Leaving out the pictures, transcribe all of the records faithfully.

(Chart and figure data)
--- Begin ---
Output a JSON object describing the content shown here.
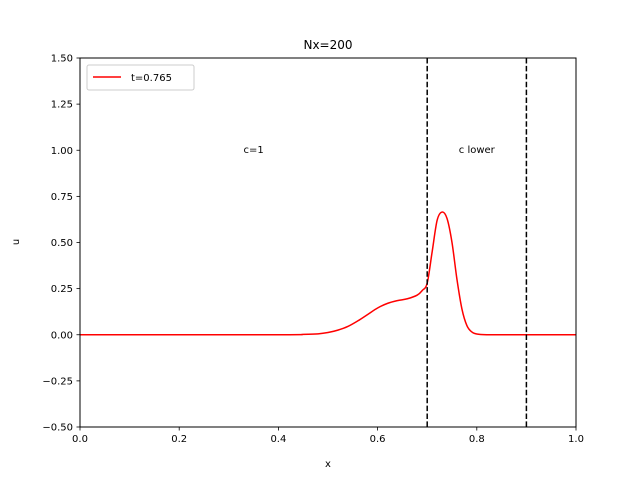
{
  "chart_data": {
    "type": "line",
    "title": "Nx=200",
    "xlabel": "x",
    "ylabel": "u",
    "xlim": [
      0.0,
      1.0
    ],
    "ylim": [
      -0.5,
      1.5
    ],
    "xticks": [
      "0.0",
      "0.2",
      "0.4",
      "0.6",
      "0.8",
      "1.0"
    ],
    "xtick_values": [
      0.0,
      0.2,
      0.4,
      0.6,
      0.8,
      1.0
    ],
    "yticks": [
      "−0.50",
      "−0.25",
      "0.00",
      "0.25",
      "0.50",
      "0.75",
      "1.00",
      "1.25",
      "1.50"
    ],
    "ytick_values": [
      -0.5,
      -0.25,
      0.0,
      0.25,
      0.5,
      0.75,
      1.0,
      1.25,
      1.5
    ],
    "grid": false,
    "legend_position": "top-left",
    "series": [
      {
        "name": "t=0.765",
        "color": "#ff0000",
        "x": [
          0.0,
          0.4,
          0.45,
          0.48,
          0.5,
          0.52,
          0.54,
          0.56,
          0.58,
          0.6,
          0.62,
          0.64,
          0.66,
          0.68,
          0.69,
          0.7,
          0.71,
          0.72,
          0.73,
          0.74,
          0.75,
          0.76,
          0.77,
          0.78,
          0.79,
          0.8,
          0.82,
          0.85,
          0.9,
          1.0
        ],
        "y": [
          0.0,
          0.0,
          0.002,
          0.005,
          0.012,
          0.025,
          0.045,
          0.075,
          0.11,
          0.145,
          0.17,
          0.185,
          0.195,
          0.215,
          0.24,
          0.28,
          0.45,
          0.62,
          0.665,
          0.63,
          0.5,
          0.3,
          0.14,
          0.05,
          0.015,
          0.004,
          0.0,
          0.0,
          0.0,
          0.0
        ]
      }
    ],
    "vlines": [
      {
        "x": 0.7,
        "color": "#000000",
        "style": "dashed"
      },
      {
        "x": 0.9,
        "color": "#000000",
        "style": "dashed"
      }
    ],
    "annotations": [
      {
        "text": "c=1",
        "x": 0.35,
        "y": 1.0
      },
      {
        "text": "c lower",
        "x": 0.8,
        "y": 1.0
      }
    ]
  }
}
--- End ---
ANSWER TO THIS TASK
Output a JSON object describing the content shown here.
{
  "chart_data": {
    "type": "line",
    "title": "Nx=200",
    "xlabel": "x",
    "ylabel": "u",
    "xlim": [
      0.0,
      1.0
    ],
    "ylim": [
      -0.5,
      1.5
    ],
    "xticks": [
      "0.0",
      "0.2",
      "0.4",
      "0.6",
      "0.8",
      "1.0"
    ],
    "xtick_values": [
      0.0,
      0.2,
      0.4,
      0.6,
      0.8,
      1.0
    ],
    "yticks": [
      "−0.50",
      "−0.25",
      "0.00",
      "0.25",
      "0.50",
      "0.75",
      "1.00",
      "1.25",
      "1.50"
    ],
    "ytick_values": [
      -0.5,
      -0.25,
      0.0,
      0.25,
      0.5,
      0.75,
      1.0,
      1.25,
      1.5
    ],
    "grid": false,
    "legend_position": "top-left",
    "series": [
      {
        "name": "t=0.765",
        "color": "#ff0000",
        "x": [
          0.0,
          0.4,
          0.45,
          0.48,
          0.5,
          0.52,
          0.54,
          0.56,
          0.58,
          0.6,
          0.62,
          0.64,
          0.66,
          0.68,
          0.69,
          0.7,
          0.71,
          0.72,
          0.73,
          0.74,
          0.75,
          0.76,
          0.77,
          0.78,
          0.79,
          0.8,
          0.82,
          0.85,
          0.9,
          1.0
        ],
        "y": [
          0.0,
          0.0,
          0.002,
          0.005,
          0.012,
          0.025,
          0.045,
          0.075,
          0.11,
          0.145,
          0.17,
          0.185,
          0.195,
          0.215,
          0.24,
          0.28,
          0.45,
          0.62,
          0.665,
          0.63,
          0.5,
          0.3,
          0.14,
          0.05,
          0.015,
          0.004,
          0.0,
          0.0,
          0.0,
          0.0
        ]
      }
    ],
    "vlines": [
      {
        "x": 0.7,
        "color": "#000000",
        "style": "dashed"
      },
      {
        "x": 0.9,
        "color": "#000000",
        "style": "dashed"
      }
    ],
    "annotations": [
      {
        "text": "c=1",
        "x": 0.35,
        "y": 1.0
      },
      {
        "text": "c lower",
        "x": 0.8,
        "y": 1.0
      }
    ]
  }
}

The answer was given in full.